[Items from a data source]
--------------------
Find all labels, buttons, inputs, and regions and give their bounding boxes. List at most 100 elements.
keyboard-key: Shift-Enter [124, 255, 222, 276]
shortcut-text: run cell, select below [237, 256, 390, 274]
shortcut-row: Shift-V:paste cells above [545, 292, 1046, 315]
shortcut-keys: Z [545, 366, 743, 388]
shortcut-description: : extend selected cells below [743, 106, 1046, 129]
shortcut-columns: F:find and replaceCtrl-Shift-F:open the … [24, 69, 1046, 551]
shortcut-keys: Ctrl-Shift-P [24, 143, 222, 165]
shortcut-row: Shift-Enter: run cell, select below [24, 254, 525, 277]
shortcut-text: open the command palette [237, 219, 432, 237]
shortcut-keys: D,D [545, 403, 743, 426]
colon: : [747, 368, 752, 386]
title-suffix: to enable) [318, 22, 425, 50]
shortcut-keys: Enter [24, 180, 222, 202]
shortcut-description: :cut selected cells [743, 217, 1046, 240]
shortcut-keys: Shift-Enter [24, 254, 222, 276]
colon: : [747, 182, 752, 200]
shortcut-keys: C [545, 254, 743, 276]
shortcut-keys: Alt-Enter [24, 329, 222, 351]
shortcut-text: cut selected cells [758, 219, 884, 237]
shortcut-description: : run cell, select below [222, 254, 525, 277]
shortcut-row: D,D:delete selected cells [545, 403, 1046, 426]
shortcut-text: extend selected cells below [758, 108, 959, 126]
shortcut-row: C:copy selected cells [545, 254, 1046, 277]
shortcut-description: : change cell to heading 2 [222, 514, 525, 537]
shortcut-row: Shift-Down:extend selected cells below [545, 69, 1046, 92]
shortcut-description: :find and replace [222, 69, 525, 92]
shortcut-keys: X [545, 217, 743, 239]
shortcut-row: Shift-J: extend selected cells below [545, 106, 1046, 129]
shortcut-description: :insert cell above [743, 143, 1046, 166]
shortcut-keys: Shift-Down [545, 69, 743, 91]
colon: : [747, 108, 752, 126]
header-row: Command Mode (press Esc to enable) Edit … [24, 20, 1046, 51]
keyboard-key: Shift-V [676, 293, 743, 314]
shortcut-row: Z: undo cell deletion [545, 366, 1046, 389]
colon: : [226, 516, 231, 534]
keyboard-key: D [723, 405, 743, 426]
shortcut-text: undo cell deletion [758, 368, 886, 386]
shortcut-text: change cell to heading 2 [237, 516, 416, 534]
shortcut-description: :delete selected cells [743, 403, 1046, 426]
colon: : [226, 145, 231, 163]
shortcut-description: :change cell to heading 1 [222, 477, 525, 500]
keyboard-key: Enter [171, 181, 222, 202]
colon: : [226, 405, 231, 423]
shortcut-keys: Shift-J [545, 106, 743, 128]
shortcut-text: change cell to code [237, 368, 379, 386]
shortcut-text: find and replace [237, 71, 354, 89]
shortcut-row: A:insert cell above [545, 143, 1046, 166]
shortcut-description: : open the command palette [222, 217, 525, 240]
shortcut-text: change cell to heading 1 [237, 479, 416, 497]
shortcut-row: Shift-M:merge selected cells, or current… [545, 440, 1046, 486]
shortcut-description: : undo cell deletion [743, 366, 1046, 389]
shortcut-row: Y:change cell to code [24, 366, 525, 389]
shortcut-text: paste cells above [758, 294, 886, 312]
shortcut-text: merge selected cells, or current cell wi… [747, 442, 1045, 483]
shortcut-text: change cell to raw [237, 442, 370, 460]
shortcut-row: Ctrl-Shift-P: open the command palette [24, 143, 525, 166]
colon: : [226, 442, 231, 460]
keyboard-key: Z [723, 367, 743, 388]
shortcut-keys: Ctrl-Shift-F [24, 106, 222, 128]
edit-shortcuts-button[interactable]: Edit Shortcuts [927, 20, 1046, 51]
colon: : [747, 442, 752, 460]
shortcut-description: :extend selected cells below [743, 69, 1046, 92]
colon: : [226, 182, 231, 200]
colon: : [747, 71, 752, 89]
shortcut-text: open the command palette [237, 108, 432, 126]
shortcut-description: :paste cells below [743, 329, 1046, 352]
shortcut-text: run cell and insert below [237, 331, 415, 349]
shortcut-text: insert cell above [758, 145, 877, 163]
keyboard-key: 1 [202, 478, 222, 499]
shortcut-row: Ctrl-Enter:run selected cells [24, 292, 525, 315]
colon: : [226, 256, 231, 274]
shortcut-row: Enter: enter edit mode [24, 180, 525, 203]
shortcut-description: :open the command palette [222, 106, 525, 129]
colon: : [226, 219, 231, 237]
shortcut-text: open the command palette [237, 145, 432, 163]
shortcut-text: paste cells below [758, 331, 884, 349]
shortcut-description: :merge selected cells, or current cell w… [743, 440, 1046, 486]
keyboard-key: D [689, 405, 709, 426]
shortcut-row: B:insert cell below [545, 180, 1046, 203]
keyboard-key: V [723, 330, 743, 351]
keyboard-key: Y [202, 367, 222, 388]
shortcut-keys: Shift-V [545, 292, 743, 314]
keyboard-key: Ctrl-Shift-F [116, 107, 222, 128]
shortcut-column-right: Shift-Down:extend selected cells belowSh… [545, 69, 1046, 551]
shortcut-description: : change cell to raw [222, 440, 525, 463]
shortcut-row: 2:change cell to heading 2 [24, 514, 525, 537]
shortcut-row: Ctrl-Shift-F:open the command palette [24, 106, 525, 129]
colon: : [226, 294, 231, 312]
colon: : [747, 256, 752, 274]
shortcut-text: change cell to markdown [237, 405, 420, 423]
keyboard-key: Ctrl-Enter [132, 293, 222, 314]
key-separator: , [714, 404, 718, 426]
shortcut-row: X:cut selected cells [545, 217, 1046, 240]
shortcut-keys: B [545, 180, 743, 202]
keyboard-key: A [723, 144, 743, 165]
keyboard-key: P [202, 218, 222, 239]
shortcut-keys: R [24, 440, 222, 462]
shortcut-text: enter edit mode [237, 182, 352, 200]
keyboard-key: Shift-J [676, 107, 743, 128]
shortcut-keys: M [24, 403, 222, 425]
--------------------
Each record above is to be reproduced word for word.

▸ Reply to the exercise:
Find all labels, buttons, inputs, and regions and give their bounding boxes. List at most 100 elements.
keyboard-key: Shift-Enter [124, 255, 222, 276]
shortcut-text: run cell, select below [237, 256, 390, 274]
shortcut-row: Shift-V:paste cells above [545, 292, 1046, 315]
shortcut-keys: Z [545, 366, 743, 388]
shortcut-description: : extend selected cells below [743, 106, 1046, 129]
shortcut-columns: F:find and replaceCtrl-Shift-F:open the … [24, 69, 1046, 551]
shortcut-keys: Ctrl-Shift-P [24, 143, 222, 165]
shortcut-row: Shift-Enter: run cell, select below [24, 254, 525, 277]
shortcut-text: open the command palette [237, 219, 432, 237]
shortcut-keys: D,D [545, 403, 743, 426]
colon: : [747, 368, 752, 386]
title-suffix: to enable) [318, 22, 425, 50]
shortcut-keys: Enter [24, 180, 222, 202]
shortcut-description: :cut selected cells [743, 217, 1046, 240]
shortcut-keys: Shift-Enter [24, 254, 222, 276]
colon: : [747, 182, 752, 200]
shortcut-keys: C [545, 254, 743, 276]
shortcut-keys: Alt-Enter [24, 329, 222, 351]
shortcut-text: cut selected cells [758, 219, 884, 237]
shortcut-description: : run cell, select below [222, 254, 525, 277]
shortcut-row: D,D:delete selected cells [545, 403, 1046, 426]
shortcut-text: extend selected cells below [758, 108, 959, 126]
shortcut-row: C:copy selected cells [545, 254, 1046, 277]
shortcut-description: : change cell to heading 2 [222, 514, 525, 537]
shortcut-row: Shift-Down:extend selected cells below [545, 69, 1046, 92]
shortcut-description: :find and replace [222, 69, 525, 92]
shortcut-keys: X [545, 217, 743, 239]
shortcut-row: Shift-J: extend selected cells below [545, 106, 1046, 129]
shortcut-description: :insert cell above [743, 143, 1046, 166]
shortcut-keys: Shift-Down [545, 69, 743, 91]
colon: : [747, 108, 752, 126]
header-row: Command Mode (press Esc to enable) Edit … [24, 20, 1046, 51]
keyboard-key: Shift-V [676, 293, 743, 314]
shortcut-row: Z: undo cell deletion [545, 366, 1046, 389]
colon: : [226, 516, 231, 534]
keyboard-key: D [723, 405, 743, 426]
shortcut-text: undo cell deletion [758, 368, 886, 386]
shortcut-text: change cell to heading 2 [237, 516, 416, 534]
shortcut-description: :delete selected cells [743, 403, 1046, 426]
colon: : [226, 145, 231, 163]
shortcut-description: :change cell to heading 1 [222, 477, 525, 500]
keyboard-key: Enter [171, 181, 222, 202]
colon: : [226, 405, 231, 423]
shortcut-keys: Shift-J [545, 106, 743, 128]
shortcut-text: change cell to code [237, 368, 379, 386]
shortcut-text: find and replace [237, 71, 354, 89]
shortcut-row: A:insert cell above [545, 143, 1046, 166]
shortcut-description: : open the command palette [222, 217, 525, 240]
shortcut-text: change cell to heading 1 [237, 479, 416, 497]
shortcut-row: Shift-M:merge selected cells, or current… [545, 440, 1046, 486]
shortcut-description: : undo cell deletion [743, 366, 1046, 389]
shortcut-row: Y:change cell to code [24, 366, 525, 389]
shortcut-text: paste cells above [758, 294, 886, 312]
shortcut-text: merge selected cells, or current cell wi… [747, 442, 1045, 483]
shortcut-text: change cell to raw [237, 442, 370, 460]
shortcut-row: Ctrl-Shift-P: open the command palette [24, 143, 525, 166]
colon: : [226, 442, 231, 460]
keyboard-key: Z [723, 367, 743, 388]
shortcut-keys: Ctrl-Shift-F [24, 106, 222, 128]
edit-shortcuts-button[interactable]: Edit Shortcuts [927, 20, 1046, 51]
colon: : [747, 442, 752, 460]
shortcut-description: :extend selected cells below [743, 69, 1046, 92]
colon: : [226, 182, 231, 200]
colon: : [747, 71, 752, 89]
shortcut-text: open the command palette [237, 108, 432, 126]
shortcut-description: :paste cells below [743, 329, 1046, 352]
shortcut-text: run cell and insert below [237, 331, 415, 349]
shortcut-text: insert cell above [758, 145, 877, 163]
keyboard-key: 1 [202, 478, 222, 499]
shortcut-row: Ctrl-Enter:run selected cells [24, 292, 525, 315]
colon: : [226, 256, 231, 274]
shortcut-row: Enter: enter edit mode [24, 180, 525, 203]
shortcut-description: :open the command palette [222, 106, 525, 129]
colon: : [226, 219, 231, 237]
shortcut-text: open the command palette [237, 145, 432, 163]
shortcut-text: paste cells below [758, 331, 884, 349]
shortcut-description: :merge selected cells, or current cell w… [743, 440, 1046, 486]
keyboard-key: D [689, 405, 709, 426]
shortcut-row: B:insert cell below [545, 180, 1046, 203]
keyboard-key: V [723, 330, 743, 351]
keyboard-key: Y [202, 367, 222, 388]
shortcut-keys: Shift-V [545, 292, 743, 314]
keyboard-key: Ctrl-Shift-F [116, 107, 222, 128]
shortcut-column-right: Shift-Down:extend selected cells belowSh… [545, 69, 1046, 551]
shortcut-description: : change cell to raw [222, 440, 525, 463]
shortcut-row: 2:change cell to heading 2 [24, 514, 525, 537]
shortcut-row: Ctrl-Shift-F:open the command palette [24, 106, 525, 129]
colon: : [226, 294, 231, 312]
colon: : [747, 256, 752, 274]
shortcut-text: change cell to markdown [237, 405, 420, 423]
keyboard-key: Ctrl-Enter [132, 293, 222, 314]
key-separator: , [714, 404, 718, 426]
shortcut-row: X:cut selected cells [545, 217, 1046, 240]
shortcut-keys: B [545, 180, 743, 202]
keyboard-key: A [723, 144, 743, 165]
keyboard-key: P [202, 218, 222, 239]
shortcut-keys: R [24, 440, 222, 462]
shortcut-text: enter edit mode [237, 182, 352, 200]
keyboard-key: Shift-J [676, 107, 743, 128]
shortcut-keys: M [24, 403, 222, 425]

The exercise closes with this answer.